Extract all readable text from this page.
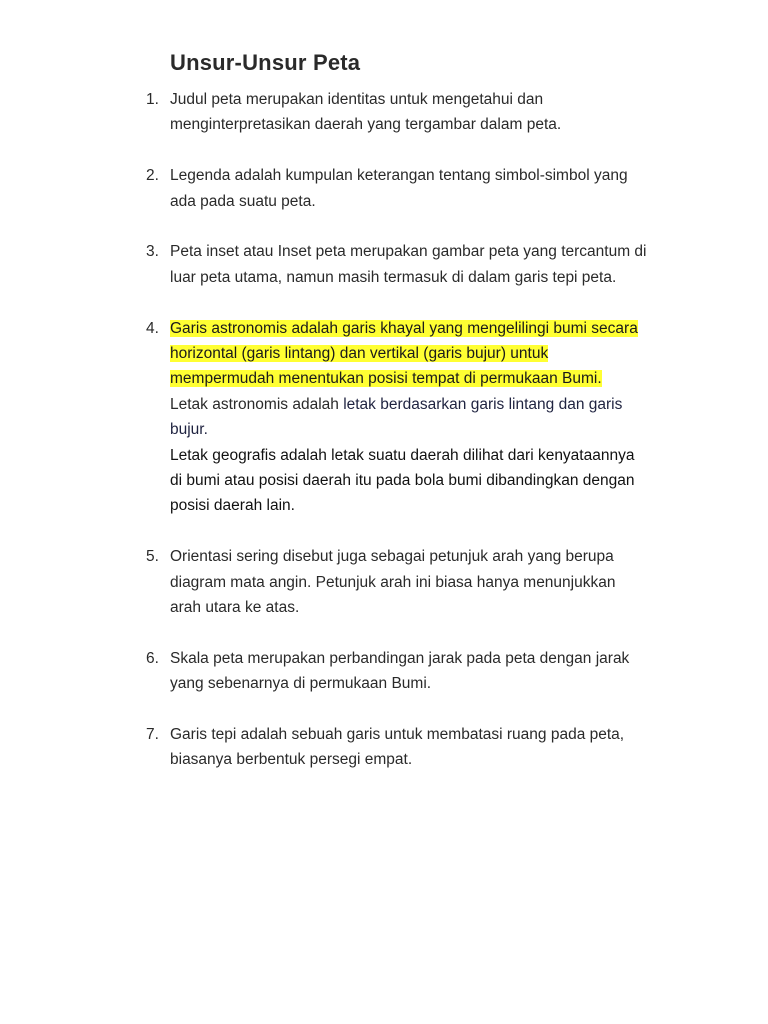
Unsur-Unsur Peta
1. Judul peta merupakan identitas untuk mengetahui dan menginterpretasikan daerah yang tergambar dalam peta.
2. Legenda adalah kumpulan keterangan tentang simbol-simbol yang ada pada suatu peta.
3. Peta inset atau Inset peta merupakan gambar peta yang tercantum di luar peta utama, namun masih termasuk di dalam garis tepi peta.
4. Garis astronomis adalah garis khayal yang mengelilingi bumi secara horizontal (garis lintang) dan vertikal (garis bujur) untuk mempermudah menentukan posisi tempat di permukaan Bumi.
Letak astronomis adalah letak berdasarkan garis lintang dan garis bujur.
Letak geografis adalah letak suatu daerah dilihat dari kenyataannya di bumi atau posisi daerah itu pada bola bumi dibandingkan dengan posisi daerah lain.
5. Orientasi sering disebut juga sebagai petunjuk arah yang berupa diagram mata angin. Petunjuk arah ini biasa hanya menunjukkan arah utara ke atas.
6. Skala peta merupakan perbandingan jarak pada peta dengan jarak yang sebenarnya di permukaan Bumi.
7. Garis tepi adalah sebuah garis untuk membatasi ruang pada peta, biasanya berbentuk persegi empat.
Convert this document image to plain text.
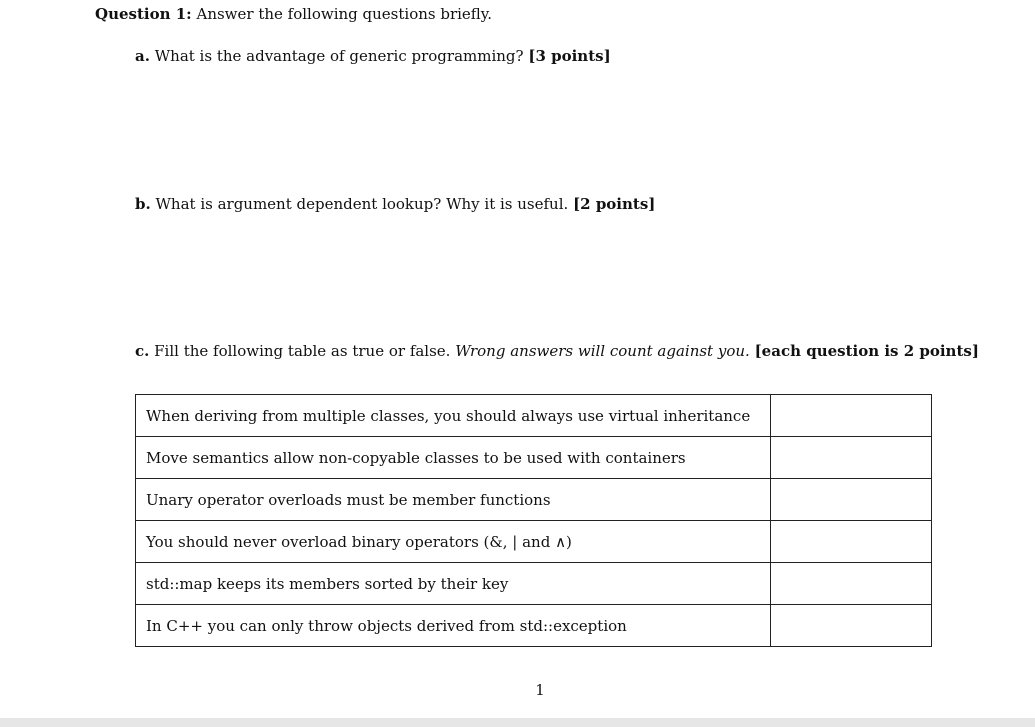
Question 1: Answer the following questions briefly.
a. What is the advantage of generic programming? [3 points]
b. What is argument dependent lookup? Why it is useful. [2 points]
c. Fill the following table as true or false. Wrong answers will count against you. [each question is 2 points]
When deriving from multiple classes, you should always use virtual inheritance	
Move semantics allow non-copyable classes to be used with containers	
Unary operator overloads must be member functions	
You should never overload binary operators (&, | and ∧)	
std::map keeps its members sorted by their key	
In C++ you can only throw objects derived from std::exception	
1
# # # #
*PROBLEM TO WORK ON:*
Set down every entry word for word, but omit the pictures.

*TASK OUTPUT:*
Extract all readable text from this page.
Unsur-Unsur Peta
1. Judul peta merupakan identitas untuk mengetahui dan menginterpretasikan daerah yang tergambar dalam peta.
2. Legenda adalah kumpulan keterangan tentang simbol-simbol yang ada pada suatu peta.
3. Peta inset atau Inset peta merupakan gambar peta yang tercantum di luar peta utama, namun masih termasuk di dalam garis tepi peta.
4. Garis astronomis adalah garis khayal yang mengelilingi bumi secara horizontal (garis lintang) dan vertikal (garis bujur) untuk mempermudah menentukan posisi tempat di permukaan Bumi.
Letak astronomis adalah letak berdasarkan garis lintang dan garis bujur.
Letak geografis adalah letak suatu daerah dilihat dari kenyataannya di bumi atau posisi daerah itu pada bola bumi dibandingkan dengan posisi daerah lain.
5. Orientasi sering disebut juga sebagai petunjuk arah yang berupa diagram mata angin. Petunjuk arah ini biasa hanya menunjukkan arah utara ke atas.
6. Skala peta merupakan perbandingan jarak pada peta dengan jarak yang sebenarnya di permukaan Bumi.
7. Garis tepi adalah sebuah garis untuk membatasi ruang pada peta, biasanya berbentuk persegi empat.
Convert this document image to plain text.
Question 1: Answer the following questions briefly.
a. What is the advantage of generic programming? [3 points]
b. What is argument dependent lookup? Why it is useful. [2 points]
c. Fill the following table as true or false. Wrong answers will count against you. [each question is 2 points]
When deriving from multiple classes, you should always use virtual inheritance	
Move semantics allow non-copyable classes to be used with containers	
Unary operator overloads must be member functions	
You should never overload binary operators (&, | and ∧)	
std::map keeps its members sorted by their key	
In C++ you can only throw objects derived from std::exception	
1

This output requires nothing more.